Extracted records
>>>>>

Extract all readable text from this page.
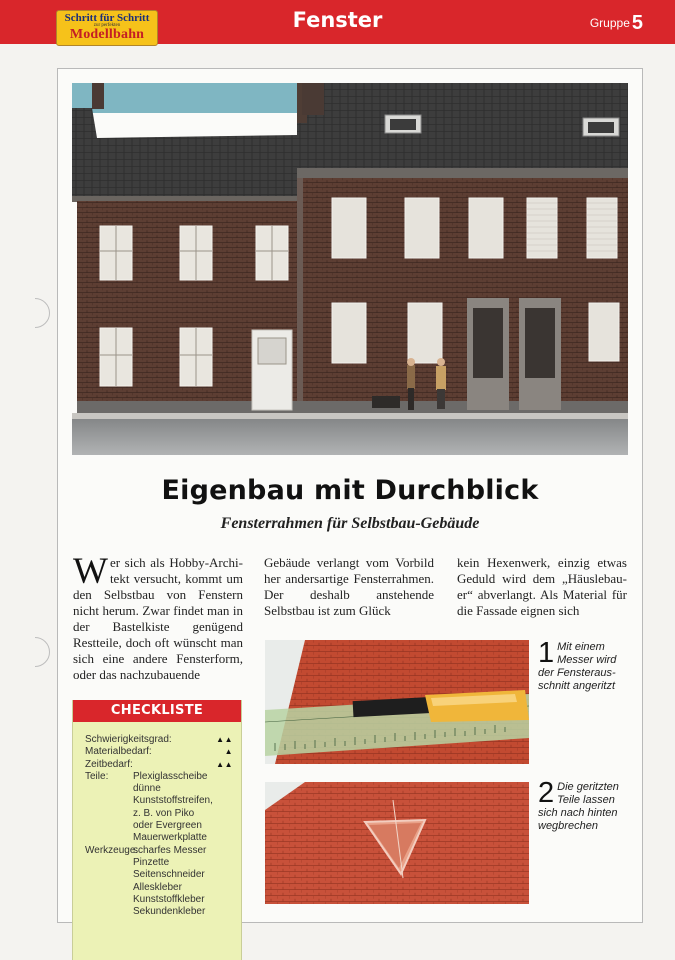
Schritt für Schritt
zur perfekten
Modellbahn
Fenster	Gruppe 5
Eigenbau mit Durchblick
Fensterrahmen für Selbstbau-Gebäude
Wer sich als Hobby-Architekt versucht, kommt um den Selbstbau von Fenstern nicht herum. Zwar findet man in der Bastelkiste genügend Restteile, doch oft wünscht man sich eine andere Fensterform, oder das nachzubauende
Gebäude verlangt vom Vorbild her andersartige Fensterrahmen. Der deshalb anstehende Selbstbau ist zum Glück
kein Hexenwerk, einzig etwas Geduld wird dem „Häuslebauer“ abverlangt. Als Material für die Fassade eignen sich
CHECKLISTE
Schwierigkeitsgrad:	▲▲
Materialbedarf:	▲
Zeitbedarf:	▲▲
Teile:	Plexiglasscheibe
dünne Kunststoffstreifen,
z. B. von Piko
oder Evergreen
Mauerwerkplatte
Werkzeuge:
scharfes Messer
Pinzette
Seitenschneider
Alleskleber
Kunststoffkleber
Sekundenkleber
1 Mit einem Messer wird der Fensterausschnitt angeritzt
2 Die geritzten Teile lassen sich nach hinten wegbrechen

<<<<<

TASK INSTRUCTIONS:
Go through the entries above and output them exactly, without pictures.

EXPECTED OUTPUT:
Extract all readable text from this page.
Schritt für Schritt
zur perfekten
Modellbahn
Fenster	Gruppe 5
Eigenbau mit Durchblick
Fensterrahmen für Selbstbau-Gebäude
Wer sich als Hobby-Architekt versucht, kommt um den Selbstbau von Fenstern nicht herum. Zwar findet man in der Bastelkiste genügend Restteile, doch oft wünscht man sich eine andere Fensterform, oder das nachzubauende
Gebäude verlangt vom Vorbild her andersartige Fensterrahmen. Der deshalb anstehende Selbstbau ist zum Glück
kein Hexenwerk, einzig etwas Geduld wird dem „Häuslebauer“ abverlangt. Als Material für die Fassade eignen sich
CHECKLISTE
Schwierigkeitsgrad:	▲▲
Materialbedarf:	▲
Zeitbedarf:	▲▲
Teile:	Plexiglasscheibe
dünne Kunststoffstreifen,
z. B. von Piko
oder Evergreen
Mauerwerkplatte
Werkzeuge:
scharfes Messer
Pinzette
Seitenschneider
Alleskleber
Kunststoffkleber
Sekundenkleber
1 Mit einem Messer wird der Fensterausschnitt angeritzt
2 Die geritzten Teile lassen sich nach hinten wegbrechen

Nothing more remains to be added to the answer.